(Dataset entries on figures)

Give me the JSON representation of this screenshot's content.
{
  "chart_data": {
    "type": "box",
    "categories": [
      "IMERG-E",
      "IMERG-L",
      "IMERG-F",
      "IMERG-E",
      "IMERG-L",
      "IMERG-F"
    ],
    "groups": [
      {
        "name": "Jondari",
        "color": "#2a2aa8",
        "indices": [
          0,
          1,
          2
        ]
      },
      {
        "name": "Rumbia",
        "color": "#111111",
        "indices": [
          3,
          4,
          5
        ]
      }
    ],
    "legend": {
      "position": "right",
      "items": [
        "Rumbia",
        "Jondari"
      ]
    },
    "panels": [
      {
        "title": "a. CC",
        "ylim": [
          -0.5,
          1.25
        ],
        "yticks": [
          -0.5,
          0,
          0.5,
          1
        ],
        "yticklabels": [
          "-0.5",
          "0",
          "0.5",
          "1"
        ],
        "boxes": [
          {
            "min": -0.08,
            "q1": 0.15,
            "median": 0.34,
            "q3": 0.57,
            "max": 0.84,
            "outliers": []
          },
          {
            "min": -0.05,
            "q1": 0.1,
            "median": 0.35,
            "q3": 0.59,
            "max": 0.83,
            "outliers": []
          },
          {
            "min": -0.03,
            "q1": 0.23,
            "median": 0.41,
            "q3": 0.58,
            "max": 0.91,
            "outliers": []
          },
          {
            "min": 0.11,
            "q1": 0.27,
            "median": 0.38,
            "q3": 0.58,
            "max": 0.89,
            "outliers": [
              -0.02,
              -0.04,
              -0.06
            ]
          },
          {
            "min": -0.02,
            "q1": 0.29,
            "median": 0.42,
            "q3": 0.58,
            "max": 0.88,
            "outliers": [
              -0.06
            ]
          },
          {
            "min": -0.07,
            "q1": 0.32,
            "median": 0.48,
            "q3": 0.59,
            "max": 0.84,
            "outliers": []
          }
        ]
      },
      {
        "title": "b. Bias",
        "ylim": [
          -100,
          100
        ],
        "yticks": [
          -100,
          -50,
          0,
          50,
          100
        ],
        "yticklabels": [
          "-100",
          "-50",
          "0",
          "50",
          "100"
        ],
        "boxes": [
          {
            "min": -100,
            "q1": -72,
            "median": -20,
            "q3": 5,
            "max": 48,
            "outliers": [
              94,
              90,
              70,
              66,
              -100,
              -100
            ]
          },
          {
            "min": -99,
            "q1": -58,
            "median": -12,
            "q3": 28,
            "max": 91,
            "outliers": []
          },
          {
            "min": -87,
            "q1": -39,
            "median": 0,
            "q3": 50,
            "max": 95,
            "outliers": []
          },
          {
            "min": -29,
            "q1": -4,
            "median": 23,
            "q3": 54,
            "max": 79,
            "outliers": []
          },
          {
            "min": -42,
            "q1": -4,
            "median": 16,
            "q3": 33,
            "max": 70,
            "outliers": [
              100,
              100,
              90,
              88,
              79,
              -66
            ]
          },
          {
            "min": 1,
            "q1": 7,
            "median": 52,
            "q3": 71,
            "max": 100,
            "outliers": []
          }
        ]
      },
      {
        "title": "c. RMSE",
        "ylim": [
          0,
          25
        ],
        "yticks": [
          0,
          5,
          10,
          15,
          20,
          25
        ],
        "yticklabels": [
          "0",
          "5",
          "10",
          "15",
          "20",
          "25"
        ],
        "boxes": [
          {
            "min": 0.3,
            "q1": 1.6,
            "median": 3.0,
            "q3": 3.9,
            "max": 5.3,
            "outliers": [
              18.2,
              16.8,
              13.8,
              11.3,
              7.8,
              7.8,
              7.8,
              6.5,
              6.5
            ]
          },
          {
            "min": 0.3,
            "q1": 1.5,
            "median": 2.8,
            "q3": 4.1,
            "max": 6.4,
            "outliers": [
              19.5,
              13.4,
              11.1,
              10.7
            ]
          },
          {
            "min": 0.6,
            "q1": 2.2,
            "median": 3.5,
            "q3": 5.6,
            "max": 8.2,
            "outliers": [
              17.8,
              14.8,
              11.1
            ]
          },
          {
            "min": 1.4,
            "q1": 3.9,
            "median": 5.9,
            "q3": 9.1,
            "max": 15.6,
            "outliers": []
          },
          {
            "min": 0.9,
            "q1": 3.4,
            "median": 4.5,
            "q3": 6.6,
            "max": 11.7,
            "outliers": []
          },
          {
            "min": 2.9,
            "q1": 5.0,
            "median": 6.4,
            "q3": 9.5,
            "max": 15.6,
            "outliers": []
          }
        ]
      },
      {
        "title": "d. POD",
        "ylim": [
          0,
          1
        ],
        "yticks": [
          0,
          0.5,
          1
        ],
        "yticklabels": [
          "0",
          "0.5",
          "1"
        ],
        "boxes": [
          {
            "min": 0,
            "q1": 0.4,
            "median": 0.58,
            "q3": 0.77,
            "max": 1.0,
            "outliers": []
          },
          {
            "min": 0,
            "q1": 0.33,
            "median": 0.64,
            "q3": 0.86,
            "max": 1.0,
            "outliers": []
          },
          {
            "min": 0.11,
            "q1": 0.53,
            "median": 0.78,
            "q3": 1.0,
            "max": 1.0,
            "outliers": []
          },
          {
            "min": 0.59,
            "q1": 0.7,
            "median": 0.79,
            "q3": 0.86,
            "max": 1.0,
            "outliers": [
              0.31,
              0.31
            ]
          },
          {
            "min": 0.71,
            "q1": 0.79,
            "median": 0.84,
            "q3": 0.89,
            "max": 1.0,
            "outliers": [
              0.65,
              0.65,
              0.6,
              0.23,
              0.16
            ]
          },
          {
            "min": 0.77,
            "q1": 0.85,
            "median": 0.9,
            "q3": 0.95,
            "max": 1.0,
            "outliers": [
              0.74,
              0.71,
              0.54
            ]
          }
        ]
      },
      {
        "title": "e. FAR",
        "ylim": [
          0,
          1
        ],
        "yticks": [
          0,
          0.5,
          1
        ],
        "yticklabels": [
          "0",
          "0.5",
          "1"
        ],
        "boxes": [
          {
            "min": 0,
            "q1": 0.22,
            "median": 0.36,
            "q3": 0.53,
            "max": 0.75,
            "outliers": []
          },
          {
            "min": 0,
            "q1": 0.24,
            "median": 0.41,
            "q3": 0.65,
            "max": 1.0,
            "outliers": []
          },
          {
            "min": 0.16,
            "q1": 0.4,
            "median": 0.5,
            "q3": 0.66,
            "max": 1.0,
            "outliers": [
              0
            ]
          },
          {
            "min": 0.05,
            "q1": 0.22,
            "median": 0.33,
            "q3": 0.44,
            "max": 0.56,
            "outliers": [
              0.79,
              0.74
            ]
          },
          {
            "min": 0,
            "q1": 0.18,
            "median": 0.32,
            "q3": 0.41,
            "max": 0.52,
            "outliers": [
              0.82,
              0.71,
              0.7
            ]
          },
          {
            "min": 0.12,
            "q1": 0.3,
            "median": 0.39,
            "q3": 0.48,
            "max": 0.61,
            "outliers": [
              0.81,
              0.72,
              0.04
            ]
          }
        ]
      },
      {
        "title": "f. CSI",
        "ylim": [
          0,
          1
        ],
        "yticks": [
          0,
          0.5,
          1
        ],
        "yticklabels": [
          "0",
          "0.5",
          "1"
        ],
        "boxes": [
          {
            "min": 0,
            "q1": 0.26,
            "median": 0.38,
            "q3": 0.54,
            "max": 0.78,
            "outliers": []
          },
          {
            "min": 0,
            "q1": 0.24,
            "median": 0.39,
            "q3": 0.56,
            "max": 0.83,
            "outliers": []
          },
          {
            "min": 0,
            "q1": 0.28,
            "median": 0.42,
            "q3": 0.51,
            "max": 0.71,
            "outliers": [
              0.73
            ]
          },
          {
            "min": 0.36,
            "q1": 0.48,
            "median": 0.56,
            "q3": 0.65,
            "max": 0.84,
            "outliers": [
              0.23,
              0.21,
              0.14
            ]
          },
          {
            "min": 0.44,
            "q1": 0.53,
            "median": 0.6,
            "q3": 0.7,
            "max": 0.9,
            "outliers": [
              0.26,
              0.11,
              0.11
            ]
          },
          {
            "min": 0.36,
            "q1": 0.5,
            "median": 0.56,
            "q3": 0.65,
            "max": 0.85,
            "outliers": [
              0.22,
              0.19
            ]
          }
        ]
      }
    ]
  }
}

* _Task objective_:
Check each line above for the word "title", and copy the lines where it appears.

* _Answer for the task_:
        "title": "a. CC",
        "title": "b. Bias",
        "title": "c. RMSE",
        "title": "d. POD",
        "title": "e. FAR",
        "title": "f. CSI",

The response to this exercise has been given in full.